Go through the entries below and pick out every line with "text".

Data shown>
┄┄┄┄┄┄┄┄┄┄┄┄┄┄┄┄┄┄┄┄

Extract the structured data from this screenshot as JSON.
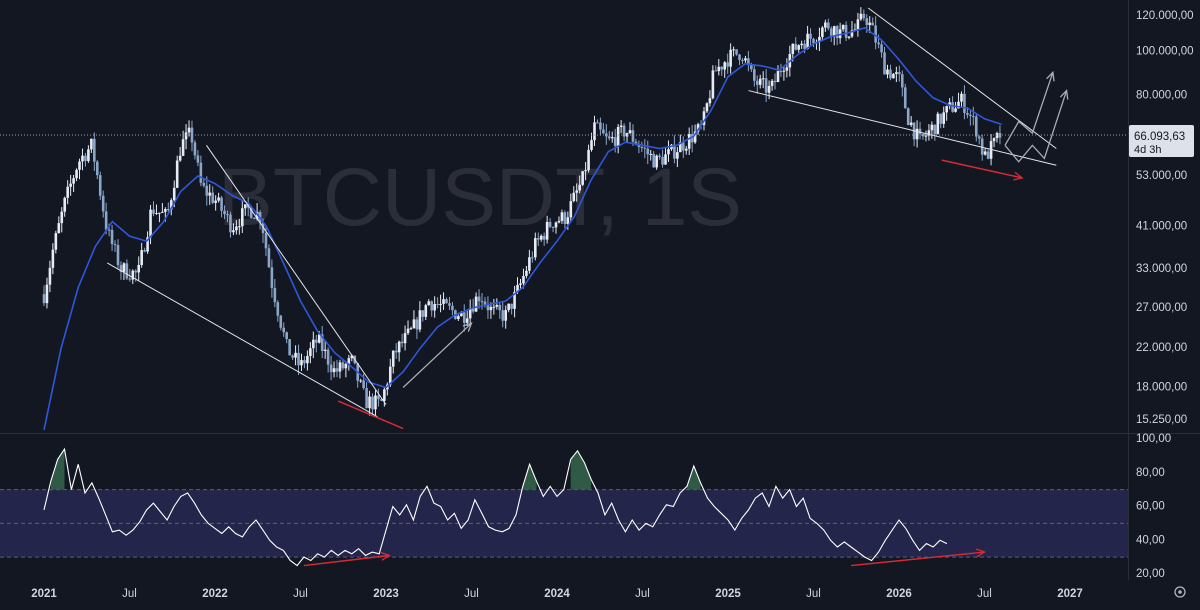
{
  "colors": {
    "background": "#131722",
    "up_candle": "#e6ecf5",
    "down_candle": "#8ba6c9",
    "moving_average": "#2f57d8",
    "trendline": "#e6e6e6",
    "projection": "#a8acb5",
    "divergence": "#d62b36",
    "rsi_line": "#ffffff",
    "rsi_band": "#2b2b58",
    "rsi_overbought_fill": "#36654c",
    "text": "#d1d4dc",
    "current_price_tag": "#dde2ea"
  },
  "watermark": "BTCUSDT, 1S",
  "current_price": {
    "value": "66.093,63",
    "countdown": "4d 3h",
    "level": 66093.63
  },
  "chart_data": [
    {
      "type": "candlestick",
      "scale": "log",
      "x_axis_labels": [
        "2021",
        "Jul",
        "2022",
        "Jul",
        "2023",
        "Jul",
        "2024",
        "Jul",
        "2025",
        "Jul",
        "2026",
        "Jul",
        "2027"
      ],
      "x_range": [
        2021.0,
        2027.0
      ],
      "y_ticks": [
        {
          "value": 120000,
          "label": "120.000,00"
        },
        {
          "value": 100000,
          "label": "100.000,00"
        },
        {
          "value": 80000,
          "label": "80.000,00"
        },
        {
          "value": 53000,
          "label": "53.000,00"
        },
        {
          "value": 41000,
          "label": "41.000,00"
        },
        {
          "value": 33000,
          "label": "33.000,00"
        },
        {
          "value": 27000,
          "label": "27.000,00"
        },
        {
          "value": 22000,
          "label": "22.000,00"
        },
        {
          "value": 18000,
          "label": "18.000,00"
        },
        {
          "value": 15250,
          "label": "15.250,00"
        }
      ],
      "price_path": [
        [
          2021.0,
          29000
        ],
        [
          2021.05,
          36000
        ],
        [
          2021.12,
          46000
        ],
        [
          2021.2,
          57000
        ],
        [
          2021.28,
          62000
        ],
        [
          2021.37,
          40000
        ],
        [
          2021.45,
          33000
        ],
        [
          2021.55,
          32000
        ],
        [
          2021.63,
          45000
        ],
        [
          2021.72,
          43000
        ],
        [
          2021.8,
          62000
        ],
        [
          2021.86,
          66000
        ],
        [
          2021.92,
          50000
        ],
        [
          2022.0,
          47000
        ],
        [
          2022.1,
          41000
        ],
        [
          2022.2,
          45000
        ],
        [
          2022.27,
          43000
        ],
        [
          2022.33,
          31000
        ],
        [
          2022.42,
          22000
        ],
        [
          2022.5,
          20000
        ],
        [
          2022.6,
          23000
        ],
        [
          2022.7,
          19500
        ],
        [
          2022.8,
          20500
        ],
        [
          2022.88,
          16800
        ],
        [
          2022.97,
          16500
        ],
        [
          2023.05,
          21500
        ],
        [
          2023.15,
          24000
        ],
        [
          2023.25,
          28000
        ],
        [
          2023.35,
          27000
        ],
        [
          2023.45,
          26000
        ],
        [
          2023.55,
          29000
        ],
        [
          2023.62,
          26500
        ],
        [
          2023.7,
          26000
        ],
        [
          2023.78,
          30000
        ],
        [
          2023.87,
          37000
        ],
        [
          2023.97,
          42000
        ],
        [
          2024.05,
          43000
        ],
        [
          2024.15,
          52000
        ],
        [
          2024.22,
          68000
        ],
        [
          2024.3,
          63000
        ],
        [
          2024.4,
          67000
        ],
        [
          2024.5,
          61000
        ],
        [
          2024.58,
          57000
        ],
        [
          2024.65,
          59000
        ],
        [
          2024.75,
          63000
        ],
        [
          2024.85,
          68000
        ],
        [
          2024.92,
          90000
        ],
        [
          2025.0,
          97000
        ],
        [
          2025.08,
          100000
        ],
        [
          2025.15,
          86000
        ],
        [
          2025.25,
          82000
        ],
        [
          2025.32,
          94000
        ],
        [
          2025.42,
          105000
        ],
        [
          2025.5,
          108000
        ],
        [
          2025.58,
          115000
        ],
        [
          2025.66,
          110000
        ],
        [
          2025.75,
          112000
        ],
        [
          2025.8,
          121000
        ],
        [
          2025.85,
          110000
        ],
        [
          2025.92,
          92000
        ],
        [
          2026.0,
          87000
        ],
        [
          2026.05,
          72000
        ],
        [
          2026.12,
          63000
        ],
        [
          2026.2,
          68000
        ],
        [
          2026.3,
          75000
        ],
        [
          2026.37,
          78000
        ],
        [
          2026.45,
          68000
        ],
        [
          2026.5,
          58000
        ],
        [
          2026.55,
          62000
        ],
        [
          2026.6,
          66093
        ]
      ],
      "moving_average": [
        [
          2021.0,
          14500
        ],
        [
          2021.1,
          22000
        ],
        [
          2021.2,
          30000
        ],
        [
          2021.3,
          37000
        ],
        [
          2021.4,
          42000
        ],
        [
          2021.5,
          39000
        ],
        [
          2021.6,
          38000
        ],
        [
          2021.7,
          42000
        ],
        [
          2021.8,
          49000
        ],
        [
          2021.9,
          53000
        ],
        [
          2022.0,
          51000
        ],
        [
          2022.1,
          48000
        ],
        [
          2022.2,
          46000
        ],
        [
          2022.3,
          41000
        ],
        [
          2022.4,
          34000
        ],
        [
          2022.5,
          28000
        ],
        [
          2022.6,
          24000
        ],
        [
          2022.7,
          21500
        ],
        [
          2022.8,
          20000
        ],
        [
          2022.9,
          18500
        ],
        [
          2023.0,
          18000
        ],
        [
          2023.1,
          19500
        ],
        [
          2023.2,
          22000
        ],
        [
          2023.3,
          24500
        ],
        [
          2023.4,
          26000
        ],
        [
          2023.5,
          27000
        ],
        [
          2023.6,
          27500
        ],
        [
          2023.7,
          28000
        ],
        [
          2023.8,
          30000
        ],
        [
          2023.9,
          34000
        ],
        [
          2024.0,
          38000
        ],
        [
          2024.1,
          43000
        ],
        [
          2024.2,
          52000
        ],
        [
          2024.3,
          60000
        ],
        [
          2024.4,
          63000
        ],
        [
          2024.5,
          62000
        ],
        [
          2024.6,
          61000
        ],
        [
          2024.7,
          62000
        ],
        [
          2024.8,
          65000
        ],
        [
          2024.9,
          74000
        ],
        [
          2025.0,
          88000
        ],
        [
          2025.1,
          94000
        ],
        [
          2025.2,
          93000
        ],
        [
          2025.3,
          91000
        ],
        [
          2025.4,
          98000
        ],
        [
          2025.5,
          104000
        ],
        [
          2025.6,
          108000
        ],
        [
          2025.7,
          110000
        ],
        [
          2025.8,
          113000
        ],
        [
          2025.9,
          106000
        ],
        [
          2026.0,
          96000
        ],
        [
          2026.1,
          86000
        ],
        [
          2026.2,
          79000
        ],
        [
          2026.3,
          76000
        ],
        [
          2026.4,
          75000
        ],
        [
          2026.5,
          71000
        ],
        [
          2026.6,
          69000
        ]
      ],
      "trendlines": [
        {
          "from": [
            2021.37,
            34000
          ],
          "to": [
            2022.95,
            15500
          ]
        },
        {
          "from": [
            2021.95,
            62000
          ],
          "to": [
            2023.0,
            16500
          ]
        },
        {
          "from": [
            2025.12,
            82000
          ],
          "to": [
            2026.92,
            56000
          ]
        },
        {
          "from": [
            2025.82,
            125000
          ],
          "to": [
            2026.92,
            61000
          ]
        }
      ],
      "projections": [
        {
          "from": [
            2023.1,
            18000
          ],
          "to": [
            2023.5,
            25000
          ]
        },
        {
          "points": [
            [
              2026.62,
              62000
            ],
            [
              2026.7,
              70000
            ],
            [
              2026.78,
              66000
            ],
            [
              2026.9,
              90000
            ]
          ]
        },
        {
          "points": [
            [
              2026.62,
              62000
            ],
            [
              2026.7,
              57000
            ],
            [
              2026.78,
              62000
            ],
            [
              2026.85,
              58000
            ],
            [
              2026.98,
              82000
            ]
          ]
        }
      ],
      "divergences": [
        {
          "from": [
            2022.72,
            16800
          ],
          "to": [
            2023.1,
            14600
          ]
        },
        {
          "from": [
            2026.25,
            57500
          ],
          "to": [
            2026.72,
            52500
          ]
        }
      ]
    },
    {
      "type": "line",
      "y_ticks": [
        {
          "value": 100,
          "label": "100,00"
        },
        {
          "value": 80,
          "label": "80,00"
        },
        {
          "value": 60,
          "label": "60,00"
        },
        {
          "value": 40,
          "label": "40,00"
        },
        {
          "value": 20,
          "label": "20,00"
        }
      ],
      "ylim": [
        20,
        100
      ],
      "band": [
        30,
        70
      ],
      "midline": 50,
      "values": [
        [
          2021.0,
          58
        ],
        [
          2021.04,
          75
        ],
        [
          2021.08,
          88
        ],
        [
          2021.12,
          94
        ],
        [
          2021.16,
          70
        ],
        [
          2021.2,
          85
        ],
        [
          2021.24,
          68
        ],
        [
          2021.28,
          74
        ],
        [
          2021.32,
          65
        ],
        [
          2021.36,
          55
        ],
        [
          2021.4,
          45
        ],
        [
          2021.44,
          46
        ],
        [
          2021.48,
          43
        ],
        [
          2021.52,
          46
        ],
        [
          2021.56,
          51
        ],
        [
          2021.6,
          58
        ],
        [
          2021.64,
          62
        ],
        [
          2021.68,
          57
        ],
        [
          2021.72,
          52
        ],
        [
          2021.76,
          60
        ],
        [
          2021.8,
          66
        ],
        [
          2021.84,
          68
        ],
        [
          2021.88,
          62
        ],
        [
          2021.92,
          55
        ],
        [
          2021.96,
          50
        ],
        [
          2022.0,
          47
        ],
        [
          2022.04,
          44
        ],
        [
          2022.08,
          48
        ],
        [
          2022.12,
          44
        ],
        [
          2022.16,
          42
        ],
        [
          2022.2,
          48
        ],
        [
          2022.24,
          52
        ],
        [
          2022.28,
          46
        ],
        [
          2022.32,
          40
        ],
        [
          2022.36,
          36
        ],
        [
          2022.4,
          34
        ],
        [
          2022.44,
          28
        ],
        [
          2022.48,
          25
        ],
        [
          2022.52,
          30
        ],
        [
          2022.56,
          28
        ],
        [
          2022.6,
          32
        ],
        [
          2022.64,
          30
        ],
        [
          2022.68,
          34
        ],
        [
          2022.72,
          31
        ],
        [
          2022.76,
          34
        ],
        [
          2022.8,
          32
        ],
        [
          2022.84,
          35
        ],
        [
          2022.88,
          31
        ],
        [
          2022.92,
          33
        ],
        [
          2022.96,
          32
        ],
        [
          2023.0,
          46
        ],
        [
          2023.04,
          60
        ],
        [
          2023.08,
          55
        ],
        [
          2023.12,
          61
        ],
        [
          2023.16,
          52
        ],
        [
          2023.2,
          66
        ],
        [
          2023.24,
          72
        ],
        [
          2023.28,
          62
        ],
        [
          2023.32,
          60
        ],
        [
          2023.36,
          52
        ],
        [
          2023.4,
          56
        ],
        [
          2023.44,
          47
        ],
        [
          2023.48,
          52
        ],
        [
          2023.52,
          64
        ],
        [
          2023.56,
          56
        ],
        [
          2023.6,
          48
        ],
        [
          2023.64,
          46
        ],
        [
          2023.68,
          45
        ],
        [
          2023.72,
          47
        ],
        [
          2023.76,
          55
        ],
        [
          2023.8,
          72
        ],
        [
          2023.84,
          85
        ],
        [
          2023.88,
          75
        ],
        [
          2023.92,
          66
        ],
        [
          2023.96,
          72
        ],
        [
          2024.0,
          66
        ],
        [
          2024.04,
          70
        ],
        [
          2024.08,
          88
        ],
        [
          2024.12,
          93
        ],
        [
          2024.16,
          86
        ],
        [
          2024.2,
          76
        ],
        [
          2024.24,
          68
        ],
        [
          2024.28,
          55
        ],
        [
          2024.32,
          62
        ],
        [
          2024.36,
          52
        ],
        [
          2024.4,
          45
        ],
        [
          2024.44,
          52
        ],
        [
          2024.48,
          46
        ],
        [
          2024.52,
          50
        ],
        [
          2024.56,
          48
        ],
        [
          2024.6,
          55
        ],
        [
          2024.64,
          61
        ],
        [
          2024.68,
          60
        ],
        [
          2024.72,
          68
        ],
        [
          2024.76,
          72
        ],
        [
          2024.8,
          84
        ],
        [
          2024.84,
          74
        ],
        [
          2024.88,
          65
        ],
        [
          2024.92,
          60
        ],
        [
          2024.96,
          56
        ],
        [
          2025.0,
          52
        ],
        [
          2025.04,
          46
        ],
        [
          2025.08,
          53
        ],
        [
          2025.12,
          58
        ],
        [
          2025.16,
          65
        ],
        [
          2025.2,
          68
        ],
        [
          2025.24,
          60
        ],
        [
          2025.28,
          72
        ],
        [
          2025.32,
          65
        ],
        [
          2025.36,
          70
        ],
        [
          2025.4,
          60
        ],
        [
          2025.44,
          65
        ],
        [
          2025.48,
          53
        ],
        [
          2025.52,
          50
        ],
        [
          2025.56,
          46
        ],
        [
          2025.6,
          40
        ],
        [
          2025.64,
          36
        ],
        [
          2025.68,
          39
        ],
        [
          2025.72,
          36
        ],
        [
          2025.76,
          33
        ],
        [
          2025.8,
          30
        ],
        [
          2025.84,
          28
        ],
        [
          2025.88,
          33
        ],
        [
          2025.92,
          40
        ],
        [
          2025.96,
          46
        ],
        [
          2026.0,
          52
        ],
        [
          2026.04,
          47
        ],
        [
          2026.08,
          40
        ],
        [
          2026.12,
          34
        ],
        [
          2026.16,
          38
        ],
        [
          2026.2,
          36
        ],
        [
          2026.24,
          40
        ],
        [
          2026.28,
          38
        ]
      ],
      "divergences": [
        {
          "from": [
            2022.52,
            25
          ],
          "to": [
            2023.02,
            31
          ]
        },
        {
          "from": [
            2025.72,
            25
          ],
          "to": [
            2026.5,
            33
          ]
        }
      ]
    }
  ]
}
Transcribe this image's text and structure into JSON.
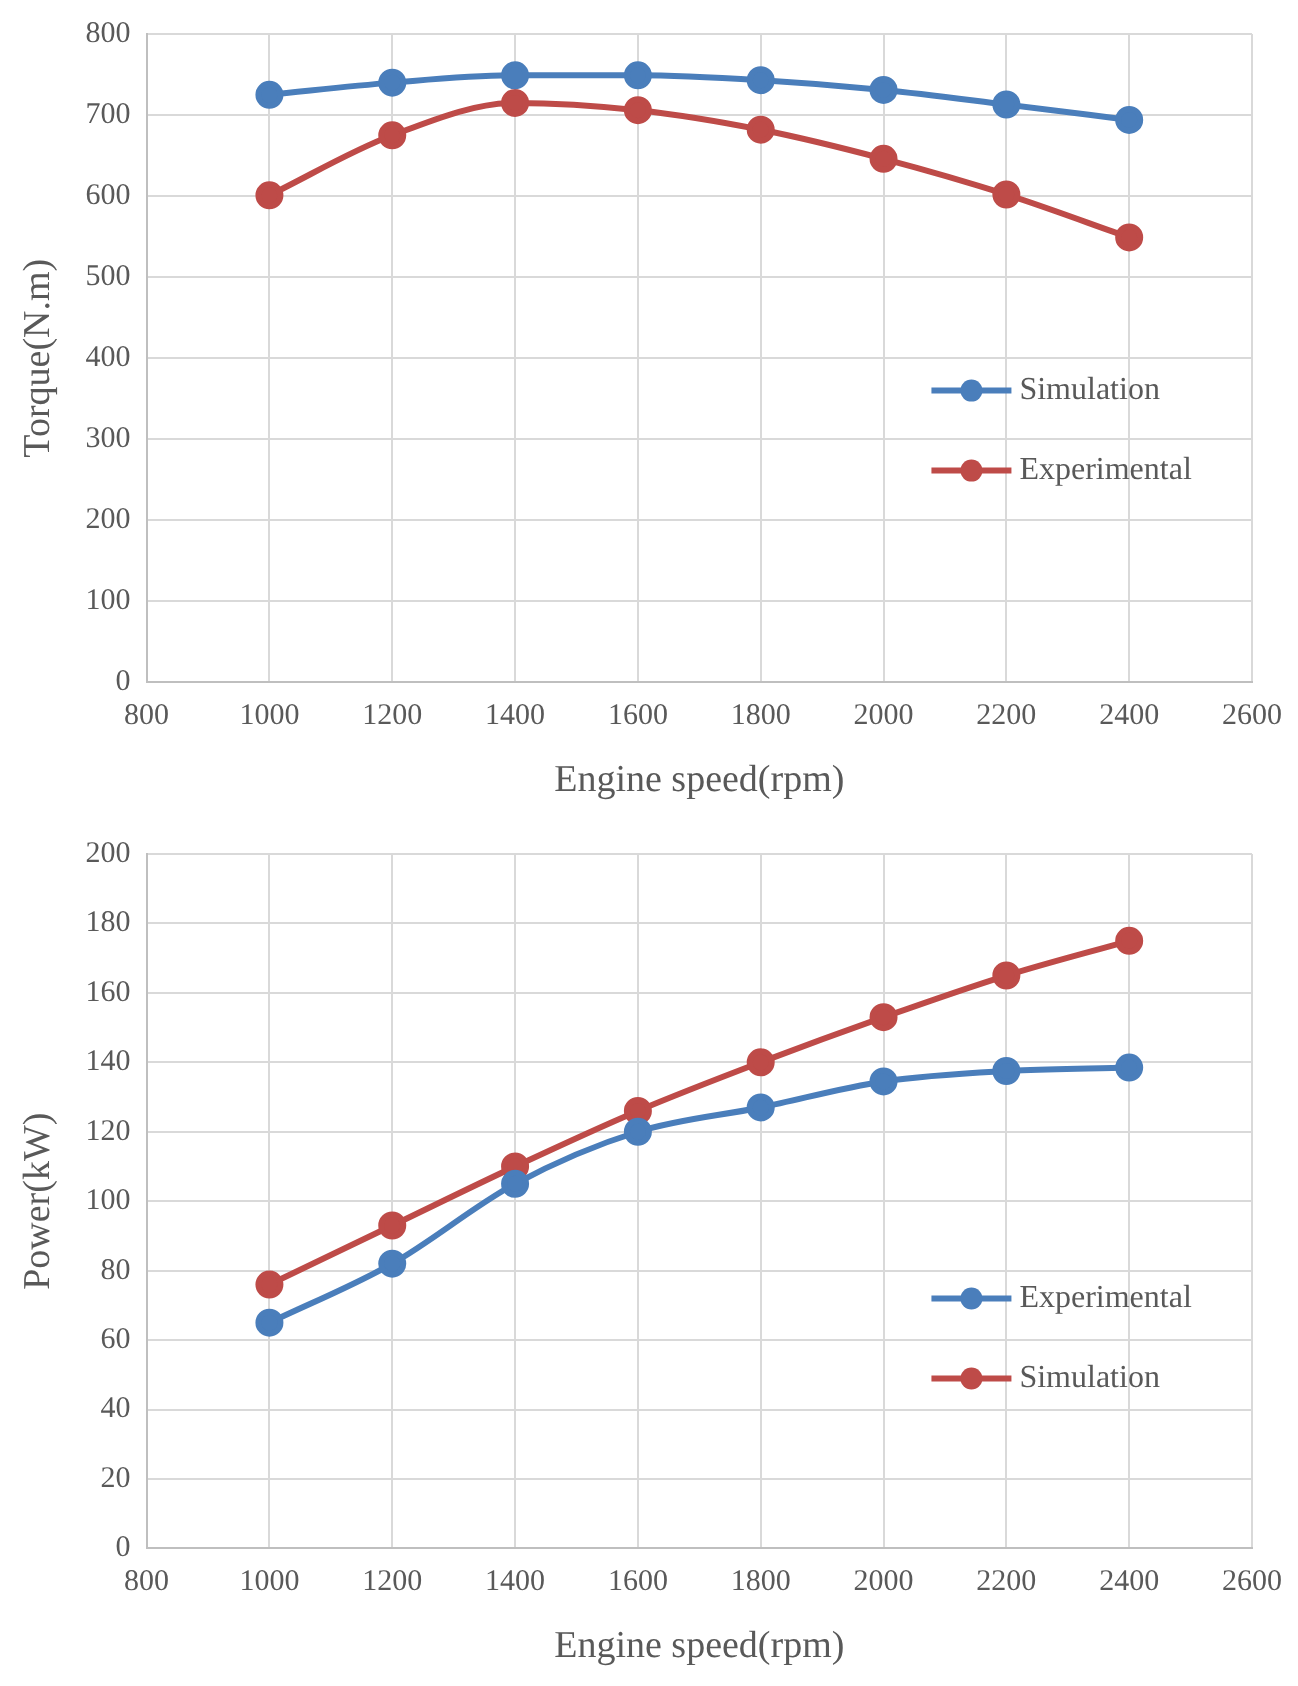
{
  "chart_data": [
    {
      "type": "line",
      "xlabel": "Engine speed(rpm)",
      "ylabel": "Torque(N.m)",
      "x": [
        1000,
        1200,
        1400,
        1600,
        1800,
        2000,
        2200,
        2400
      ],
      "series": [
        {
          "name": "Simulation",
          "color": "#4a7ebb",
          "values": [
            725,
            740,
            749,
            749,
            743,
            731,
            713,
            694
          ]
        },
        {
          "name": "Experimental",
          "color": "#be4b48",
          "values": [
            601,
            675,
            715,
            706,
            682,
            646,
            602,
            549
          ]
        }
      ],
      "xlim": [
        800,
        2600
      ],
      "xticks": [
        800,
        1000,
        1200,
        1400,
        1600,
        1800,
        2000,
        2200,
        2400,
        2600
      ],
      "ylim": [
        0,
        800
      ],
      "yticks": [
        0,
        100,
        200,
        300,
        400,
        500,
        600,
        700,
        800
      ],
      "grid": true,
      "legend": "right",
      "marker": "circle",
      "line_style": "solid"
    },
    {
      "type": "line",
      "xlabel": "Engine speed(rpm)",
      "ylabel": "Power(kW)",
      "x": [
        1000,
        1200,
        1400,
        1600,
        1800,
        2000,
        2200,
        2400
      ],
      "series": [
        {
          "name": "Experimental",
          "color": "#4a7ebb",
          "values": [
            65,
            82,
            105,
            120,
            127,
            134.5,
            137.5,
            138.5
          ]
        },
        {
          "name": "Simulation",
          "color": "#be4b48",
          "values": [
            76,
            93,
            110,
            126,
            140,
            153,
            165,
            175
          ]
        }
      ],
      "xlim": [
        800,
        2600
      ],
      "xticks": [
        800,
        1000,
        1200,
        1400,
        1600,
        1800,
        2000,
        2200,
        2400,
        2600
      ],
      "ylim": [
        0,
        200
      ],
      "yticks": [
        0,
        20,
        40,
        60,
        80,
        100,
        120,
        140,
        160,
        180,
        200
      ],
      "grid": true,
      "legend": "bottom right",
      "marker": "circle",
      "line_style": "solid"
    }
  ]
}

┄┄┄┄┄┄┄┄┄┄┄┄┄┄┄┄┄┄┄┄

Result of the exercise>
    "text": "#d1d4dc",
Transcribe this image's text and structure into JSON.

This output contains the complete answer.